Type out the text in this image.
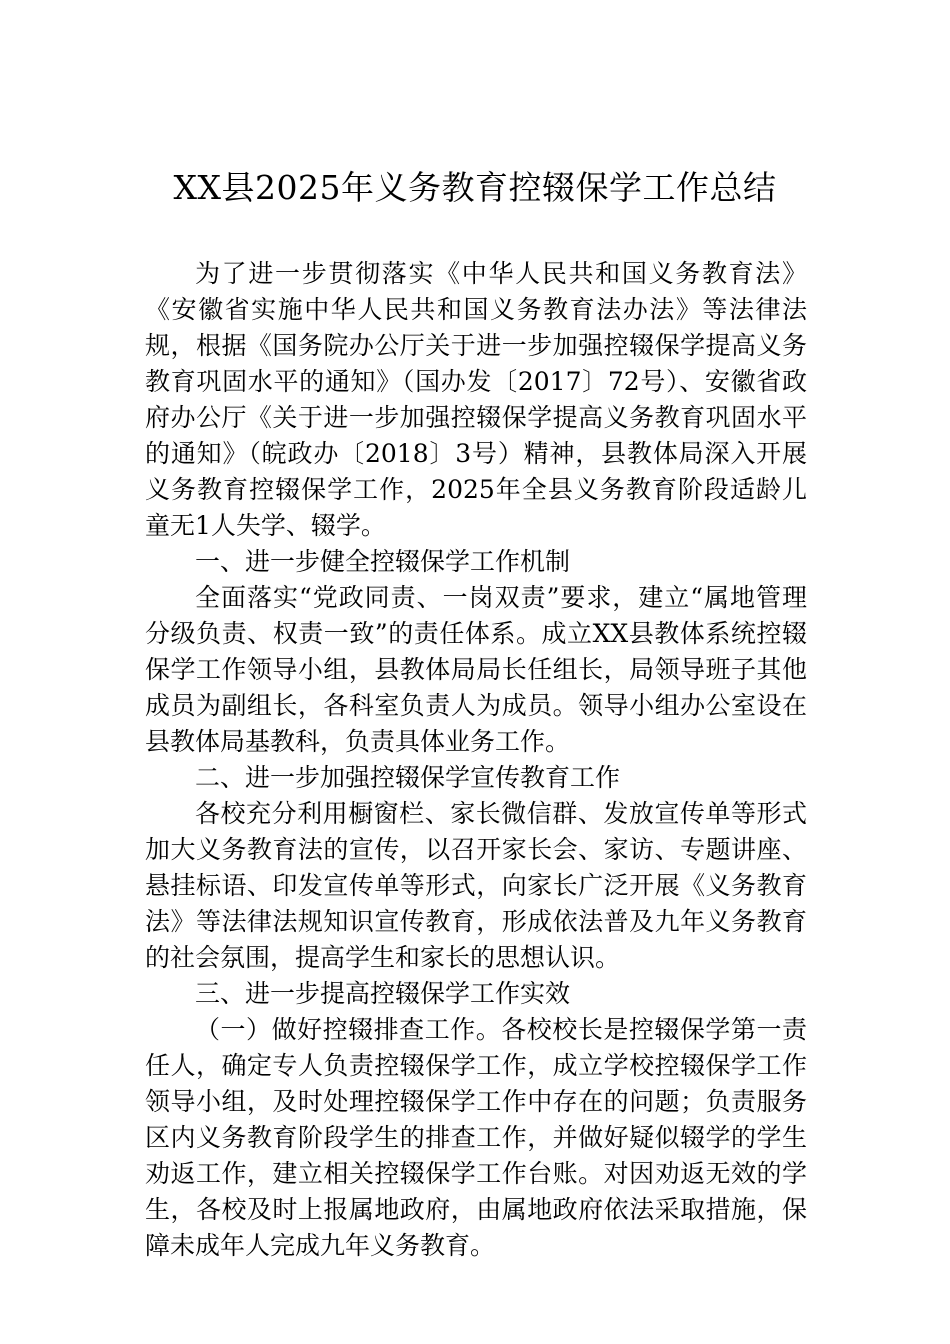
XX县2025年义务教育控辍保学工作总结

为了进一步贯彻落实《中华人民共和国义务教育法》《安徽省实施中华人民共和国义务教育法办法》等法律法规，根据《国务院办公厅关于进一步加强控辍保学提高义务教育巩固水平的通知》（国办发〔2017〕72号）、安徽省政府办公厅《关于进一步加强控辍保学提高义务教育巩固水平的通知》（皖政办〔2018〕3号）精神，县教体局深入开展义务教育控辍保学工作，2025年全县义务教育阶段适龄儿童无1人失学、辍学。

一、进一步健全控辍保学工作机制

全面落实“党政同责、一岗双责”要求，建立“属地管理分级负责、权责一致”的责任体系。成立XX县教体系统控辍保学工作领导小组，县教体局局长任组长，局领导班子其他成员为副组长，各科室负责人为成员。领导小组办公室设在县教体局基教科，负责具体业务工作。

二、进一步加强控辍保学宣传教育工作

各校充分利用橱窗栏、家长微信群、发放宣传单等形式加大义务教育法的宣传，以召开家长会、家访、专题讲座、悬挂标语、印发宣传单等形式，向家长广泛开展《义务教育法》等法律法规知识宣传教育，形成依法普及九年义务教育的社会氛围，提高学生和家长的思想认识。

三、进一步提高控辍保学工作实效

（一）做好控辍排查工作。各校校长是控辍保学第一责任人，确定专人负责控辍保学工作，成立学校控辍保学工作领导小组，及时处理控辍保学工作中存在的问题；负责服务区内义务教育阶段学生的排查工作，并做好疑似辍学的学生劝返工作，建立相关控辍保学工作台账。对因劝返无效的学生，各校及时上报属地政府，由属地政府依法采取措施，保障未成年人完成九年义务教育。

* * *

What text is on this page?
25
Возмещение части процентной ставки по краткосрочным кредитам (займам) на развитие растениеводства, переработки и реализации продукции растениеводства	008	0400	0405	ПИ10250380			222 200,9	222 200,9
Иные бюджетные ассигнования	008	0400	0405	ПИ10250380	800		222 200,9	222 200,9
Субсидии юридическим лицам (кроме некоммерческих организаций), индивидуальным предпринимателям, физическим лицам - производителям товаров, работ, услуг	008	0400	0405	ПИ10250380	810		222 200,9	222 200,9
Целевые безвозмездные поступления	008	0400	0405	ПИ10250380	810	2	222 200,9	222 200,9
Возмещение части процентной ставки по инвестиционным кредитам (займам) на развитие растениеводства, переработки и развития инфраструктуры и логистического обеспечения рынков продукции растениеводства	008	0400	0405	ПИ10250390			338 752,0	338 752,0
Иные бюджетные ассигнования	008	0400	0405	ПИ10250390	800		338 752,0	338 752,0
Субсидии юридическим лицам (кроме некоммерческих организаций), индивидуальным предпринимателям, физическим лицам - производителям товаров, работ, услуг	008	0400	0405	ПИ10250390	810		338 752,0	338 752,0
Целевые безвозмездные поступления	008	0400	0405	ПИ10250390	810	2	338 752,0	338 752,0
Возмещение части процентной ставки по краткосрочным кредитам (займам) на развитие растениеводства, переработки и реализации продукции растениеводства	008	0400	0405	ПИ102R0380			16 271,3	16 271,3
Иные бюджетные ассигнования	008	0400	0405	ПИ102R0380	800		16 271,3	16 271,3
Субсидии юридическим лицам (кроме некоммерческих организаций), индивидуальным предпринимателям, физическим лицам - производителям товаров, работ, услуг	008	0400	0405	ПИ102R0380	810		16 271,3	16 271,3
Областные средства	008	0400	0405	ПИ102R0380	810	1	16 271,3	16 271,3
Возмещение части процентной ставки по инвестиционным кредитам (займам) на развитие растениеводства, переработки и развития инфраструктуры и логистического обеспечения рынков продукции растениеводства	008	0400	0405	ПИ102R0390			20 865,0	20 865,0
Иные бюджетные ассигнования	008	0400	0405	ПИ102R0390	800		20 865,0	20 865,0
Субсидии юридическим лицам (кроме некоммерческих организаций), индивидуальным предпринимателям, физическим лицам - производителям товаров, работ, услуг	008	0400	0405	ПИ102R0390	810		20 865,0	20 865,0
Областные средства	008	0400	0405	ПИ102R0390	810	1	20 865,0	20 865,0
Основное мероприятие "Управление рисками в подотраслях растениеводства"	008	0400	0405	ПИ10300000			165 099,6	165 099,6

Exercise prompt ->
Scan the material above. Return every line containing the string "бюджетные".

Finished answer ->
Иные бюджетные ассигнования	008	0400	0405	ПИ10250380	800		222 200,9	222 200,9
Иные бюджетные ассигнования	008	0400	0405	ПИ10250390	800		338 752,0	338 752,0
Иные бюджетные ассигнования	008	0400	0405	ПИ102R0380	800		16 271,3	16 271,3
Иные бюджетные ассигнования	008	0400	0405	ПИ102R0390	800		20 865,0	20 865,0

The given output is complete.